▸ DATA ROWS
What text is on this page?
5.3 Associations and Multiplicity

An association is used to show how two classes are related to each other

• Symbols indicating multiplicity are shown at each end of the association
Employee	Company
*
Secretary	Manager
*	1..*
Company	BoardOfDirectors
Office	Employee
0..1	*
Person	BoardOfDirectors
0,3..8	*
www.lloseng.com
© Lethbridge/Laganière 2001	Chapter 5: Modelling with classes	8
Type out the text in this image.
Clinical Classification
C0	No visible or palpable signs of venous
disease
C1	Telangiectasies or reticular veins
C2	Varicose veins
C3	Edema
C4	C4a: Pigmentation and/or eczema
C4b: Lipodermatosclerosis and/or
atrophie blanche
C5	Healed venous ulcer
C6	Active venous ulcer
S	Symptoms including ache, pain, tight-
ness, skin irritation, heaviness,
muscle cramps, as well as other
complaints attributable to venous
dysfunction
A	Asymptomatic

---

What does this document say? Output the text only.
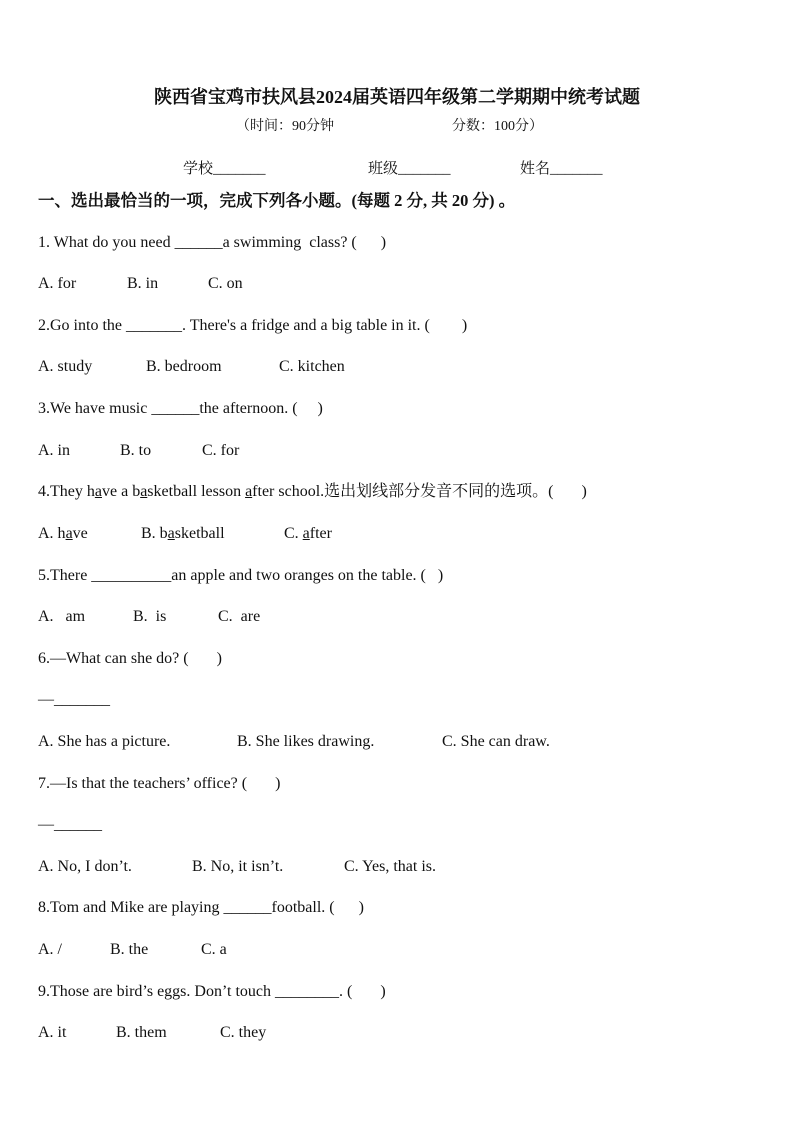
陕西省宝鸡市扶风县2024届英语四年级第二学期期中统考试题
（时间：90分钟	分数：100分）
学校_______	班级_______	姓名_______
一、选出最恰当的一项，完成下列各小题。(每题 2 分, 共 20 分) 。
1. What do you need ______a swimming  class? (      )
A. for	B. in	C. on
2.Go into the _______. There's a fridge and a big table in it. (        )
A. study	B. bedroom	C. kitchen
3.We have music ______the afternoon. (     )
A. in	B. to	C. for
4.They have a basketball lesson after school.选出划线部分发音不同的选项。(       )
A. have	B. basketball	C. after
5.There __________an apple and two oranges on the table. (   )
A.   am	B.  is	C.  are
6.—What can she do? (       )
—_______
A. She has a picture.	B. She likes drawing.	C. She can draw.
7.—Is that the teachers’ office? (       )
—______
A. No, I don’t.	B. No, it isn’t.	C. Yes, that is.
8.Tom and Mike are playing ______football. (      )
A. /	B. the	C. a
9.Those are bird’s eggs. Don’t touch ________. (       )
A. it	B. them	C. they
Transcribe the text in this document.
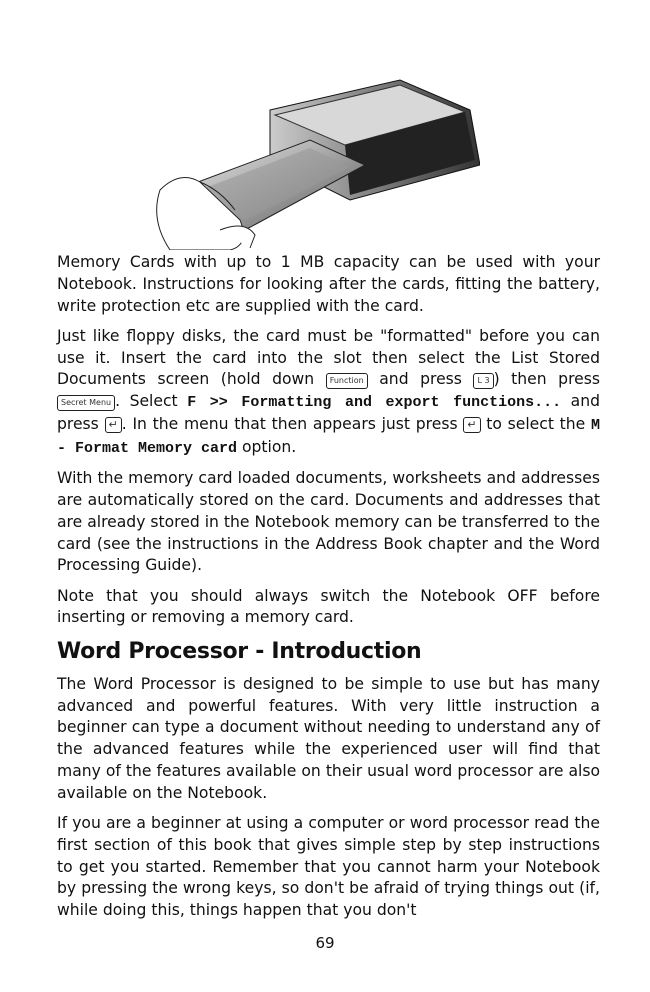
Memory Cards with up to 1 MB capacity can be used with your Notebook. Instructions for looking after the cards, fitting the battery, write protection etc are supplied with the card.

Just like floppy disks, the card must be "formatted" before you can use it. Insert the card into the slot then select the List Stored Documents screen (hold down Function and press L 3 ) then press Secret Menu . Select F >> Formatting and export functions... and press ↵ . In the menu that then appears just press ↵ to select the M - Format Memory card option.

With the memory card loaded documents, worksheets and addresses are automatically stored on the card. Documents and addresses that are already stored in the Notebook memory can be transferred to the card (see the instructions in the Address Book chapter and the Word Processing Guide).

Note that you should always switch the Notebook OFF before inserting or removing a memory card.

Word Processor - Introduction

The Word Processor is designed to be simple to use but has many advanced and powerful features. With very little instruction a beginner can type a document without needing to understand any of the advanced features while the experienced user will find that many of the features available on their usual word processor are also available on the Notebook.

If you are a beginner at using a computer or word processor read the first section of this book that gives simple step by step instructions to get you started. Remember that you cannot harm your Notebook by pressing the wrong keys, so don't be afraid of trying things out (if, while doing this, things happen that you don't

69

--

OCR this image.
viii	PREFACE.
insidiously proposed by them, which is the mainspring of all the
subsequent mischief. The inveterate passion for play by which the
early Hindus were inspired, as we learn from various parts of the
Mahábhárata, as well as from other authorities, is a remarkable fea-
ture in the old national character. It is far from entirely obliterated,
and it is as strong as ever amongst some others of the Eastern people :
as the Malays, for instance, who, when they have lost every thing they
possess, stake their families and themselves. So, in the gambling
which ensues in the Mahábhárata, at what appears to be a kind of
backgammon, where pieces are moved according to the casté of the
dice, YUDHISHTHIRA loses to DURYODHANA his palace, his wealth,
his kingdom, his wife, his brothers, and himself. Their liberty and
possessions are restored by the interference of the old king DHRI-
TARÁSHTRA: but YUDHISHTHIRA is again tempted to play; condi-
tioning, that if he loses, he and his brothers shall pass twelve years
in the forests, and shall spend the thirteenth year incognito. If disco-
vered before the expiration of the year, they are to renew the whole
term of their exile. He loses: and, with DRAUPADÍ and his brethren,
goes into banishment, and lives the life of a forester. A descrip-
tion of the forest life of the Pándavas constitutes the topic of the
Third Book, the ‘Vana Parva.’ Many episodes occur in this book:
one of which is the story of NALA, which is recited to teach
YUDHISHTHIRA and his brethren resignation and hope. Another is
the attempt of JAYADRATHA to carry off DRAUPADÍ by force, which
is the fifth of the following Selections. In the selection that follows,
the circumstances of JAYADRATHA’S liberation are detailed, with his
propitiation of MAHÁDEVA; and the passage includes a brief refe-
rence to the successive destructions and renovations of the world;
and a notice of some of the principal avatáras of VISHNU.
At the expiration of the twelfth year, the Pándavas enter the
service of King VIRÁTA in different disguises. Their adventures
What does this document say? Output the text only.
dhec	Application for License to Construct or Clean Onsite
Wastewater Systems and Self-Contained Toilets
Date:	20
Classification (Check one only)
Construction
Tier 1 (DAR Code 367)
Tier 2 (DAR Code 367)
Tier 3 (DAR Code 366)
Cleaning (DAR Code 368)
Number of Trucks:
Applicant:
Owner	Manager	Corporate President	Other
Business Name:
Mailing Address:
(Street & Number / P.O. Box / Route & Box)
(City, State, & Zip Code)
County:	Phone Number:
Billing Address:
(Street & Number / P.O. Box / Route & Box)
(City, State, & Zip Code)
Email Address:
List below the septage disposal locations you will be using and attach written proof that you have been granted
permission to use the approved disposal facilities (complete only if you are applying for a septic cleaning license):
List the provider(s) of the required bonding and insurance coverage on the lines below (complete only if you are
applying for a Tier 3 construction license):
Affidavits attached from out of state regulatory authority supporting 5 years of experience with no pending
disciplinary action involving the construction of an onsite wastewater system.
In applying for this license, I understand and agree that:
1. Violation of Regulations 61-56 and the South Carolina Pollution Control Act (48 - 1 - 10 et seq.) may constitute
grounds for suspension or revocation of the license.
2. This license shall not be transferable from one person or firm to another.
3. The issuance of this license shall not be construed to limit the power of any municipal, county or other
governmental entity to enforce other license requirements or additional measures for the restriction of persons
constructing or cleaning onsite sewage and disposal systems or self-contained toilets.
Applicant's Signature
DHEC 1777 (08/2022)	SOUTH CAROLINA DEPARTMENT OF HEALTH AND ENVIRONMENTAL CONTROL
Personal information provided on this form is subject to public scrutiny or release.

▸ WORK INSTRUCTIONS
Each line with the string "before" in it needs to be found and copied.

▸ FINISHED TASK
Just like floppy disks, the card must be "formatted" before you can use it. Insert the card into the slot then select the List Stored Documents screen (hold down Function and press L 3 ) then press Secret Menu . Select F >> Formatting and export functions... and press ↵ . In the menu that then appears just press ↵ to select the M - Format Memory card option.
Note that you should always switch the Notebook OFF before inserting or removing a memory card.
vered before the expiration of the year, they are to renew the whole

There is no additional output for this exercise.